_Data to process:_

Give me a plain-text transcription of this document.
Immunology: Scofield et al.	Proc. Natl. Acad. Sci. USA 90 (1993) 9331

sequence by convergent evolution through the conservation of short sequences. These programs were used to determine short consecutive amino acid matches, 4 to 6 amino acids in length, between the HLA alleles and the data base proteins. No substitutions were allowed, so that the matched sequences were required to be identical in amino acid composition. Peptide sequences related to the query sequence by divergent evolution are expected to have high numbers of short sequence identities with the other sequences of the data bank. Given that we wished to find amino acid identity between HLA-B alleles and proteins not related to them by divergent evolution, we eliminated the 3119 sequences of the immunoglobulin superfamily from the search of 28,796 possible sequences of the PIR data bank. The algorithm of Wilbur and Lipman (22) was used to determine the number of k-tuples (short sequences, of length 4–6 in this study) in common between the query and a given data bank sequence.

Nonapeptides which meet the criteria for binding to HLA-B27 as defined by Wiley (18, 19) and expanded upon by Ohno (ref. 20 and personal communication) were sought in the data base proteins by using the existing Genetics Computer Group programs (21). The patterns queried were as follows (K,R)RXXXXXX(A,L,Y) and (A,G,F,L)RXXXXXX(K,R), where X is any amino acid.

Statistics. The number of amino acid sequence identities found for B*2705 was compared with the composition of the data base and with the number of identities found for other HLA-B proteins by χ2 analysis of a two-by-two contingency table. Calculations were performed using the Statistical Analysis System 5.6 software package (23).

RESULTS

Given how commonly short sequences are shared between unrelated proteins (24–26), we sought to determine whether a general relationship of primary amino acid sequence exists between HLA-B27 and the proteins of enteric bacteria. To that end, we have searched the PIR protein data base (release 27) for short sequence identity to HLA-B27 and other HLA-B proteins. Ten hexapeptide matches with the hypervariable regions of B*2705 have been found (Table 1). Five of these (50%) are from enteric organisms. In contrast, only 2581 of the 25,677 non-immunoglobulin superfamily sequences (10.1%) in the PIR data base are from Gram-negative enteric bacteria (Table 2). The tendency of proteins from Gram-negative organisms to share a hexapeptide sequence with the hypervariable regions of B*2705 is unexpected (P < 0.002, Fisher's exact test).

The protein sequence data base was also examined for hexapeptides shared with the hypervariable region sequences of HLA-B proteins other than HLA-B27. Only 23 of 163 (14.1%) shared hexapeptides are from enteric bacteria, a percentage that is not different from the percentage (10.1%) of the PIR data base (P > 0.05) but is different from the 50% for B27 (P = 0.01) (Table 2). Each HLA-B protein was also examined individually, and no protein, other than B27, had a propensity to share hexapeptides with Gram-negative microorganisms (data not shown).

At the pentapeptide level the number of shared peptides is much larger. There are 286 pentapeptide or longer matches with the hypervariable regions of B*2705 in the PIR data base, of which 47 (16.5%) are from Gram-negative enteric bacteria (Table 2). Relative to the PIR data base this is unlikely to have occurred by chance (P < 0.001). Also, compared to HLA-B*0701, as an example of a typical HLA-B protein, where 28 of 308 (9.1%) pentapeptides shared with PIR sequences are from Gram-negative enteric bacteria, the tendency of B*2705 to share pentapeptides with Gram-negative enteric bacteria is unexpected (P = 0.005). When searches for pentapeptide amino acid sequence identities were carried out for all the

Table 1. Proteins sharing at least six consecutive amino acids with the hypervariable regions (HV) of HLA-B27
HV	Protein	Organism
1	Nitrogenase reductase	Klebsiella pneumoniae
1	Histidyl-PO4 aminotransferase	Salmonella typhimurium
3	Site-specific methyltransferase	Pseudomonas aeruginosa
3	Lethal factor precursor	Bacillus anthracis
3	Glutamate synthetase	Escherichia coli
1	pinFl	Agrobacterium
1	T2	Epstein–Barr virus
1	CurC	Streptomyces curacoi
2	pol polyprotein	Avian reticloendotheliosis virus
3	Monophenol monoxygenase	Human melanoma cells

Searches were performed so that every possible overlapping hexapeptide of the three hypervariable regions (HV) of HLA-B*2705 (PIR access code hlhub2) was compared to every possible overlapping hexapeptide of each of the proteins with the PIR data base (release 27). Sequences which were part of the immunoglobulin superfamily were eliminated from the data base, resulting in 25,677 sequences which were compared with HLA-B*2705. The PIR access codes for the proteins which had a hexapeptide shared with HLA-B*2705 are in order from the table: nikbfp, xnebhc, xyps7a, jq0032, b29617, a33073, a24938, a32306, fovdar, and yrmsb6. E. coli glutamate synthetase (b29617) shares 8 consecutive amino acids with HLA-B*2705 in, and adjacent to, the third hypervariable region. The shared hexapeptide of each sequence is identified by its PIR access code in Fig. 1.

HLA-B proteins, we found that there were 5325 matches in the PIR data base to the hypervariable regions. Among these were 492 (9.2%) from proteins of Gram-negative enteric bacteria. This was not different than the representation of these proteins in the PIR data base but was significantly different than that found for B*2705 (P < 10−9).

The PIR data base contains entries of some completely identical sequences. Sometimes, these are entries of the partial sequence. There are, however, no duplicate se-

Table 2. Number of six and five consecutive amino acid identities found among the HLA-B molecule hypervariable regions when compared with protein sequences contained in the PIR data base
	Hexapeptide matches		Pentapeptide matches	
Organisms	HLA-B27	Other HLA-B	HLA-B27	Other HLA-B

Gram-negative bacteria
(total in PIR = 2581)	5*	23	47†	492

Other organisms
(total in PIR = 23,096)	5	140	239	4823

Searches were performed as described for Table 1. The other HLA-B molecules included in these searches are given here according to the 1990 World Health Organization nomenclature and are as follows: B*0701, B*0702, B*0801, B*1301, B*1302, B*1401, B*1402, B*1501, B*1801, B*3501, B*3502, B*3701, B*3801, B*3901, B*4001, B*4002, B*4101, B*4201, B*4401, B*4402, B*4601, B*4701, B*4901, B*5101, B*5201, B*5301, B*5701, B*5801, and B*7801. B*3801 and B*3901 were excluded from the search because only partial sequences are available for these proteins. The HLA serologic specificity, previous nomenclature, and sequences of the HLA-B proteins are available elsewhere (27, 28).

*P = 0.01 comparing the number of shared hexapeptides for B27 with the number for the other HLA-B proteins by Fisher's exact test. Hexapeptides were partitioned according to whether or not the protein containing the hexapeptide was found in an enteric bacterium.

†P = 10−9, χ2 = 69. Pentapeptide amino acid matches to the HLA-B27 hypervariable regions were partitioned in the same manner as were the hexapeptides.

_Activity:_ Read the material above and copy out each line holding "virus".

_Response below:_
1	T2	Epstein–Barr virus
2	pol polyprotein	Avian reticloendotheliosis virus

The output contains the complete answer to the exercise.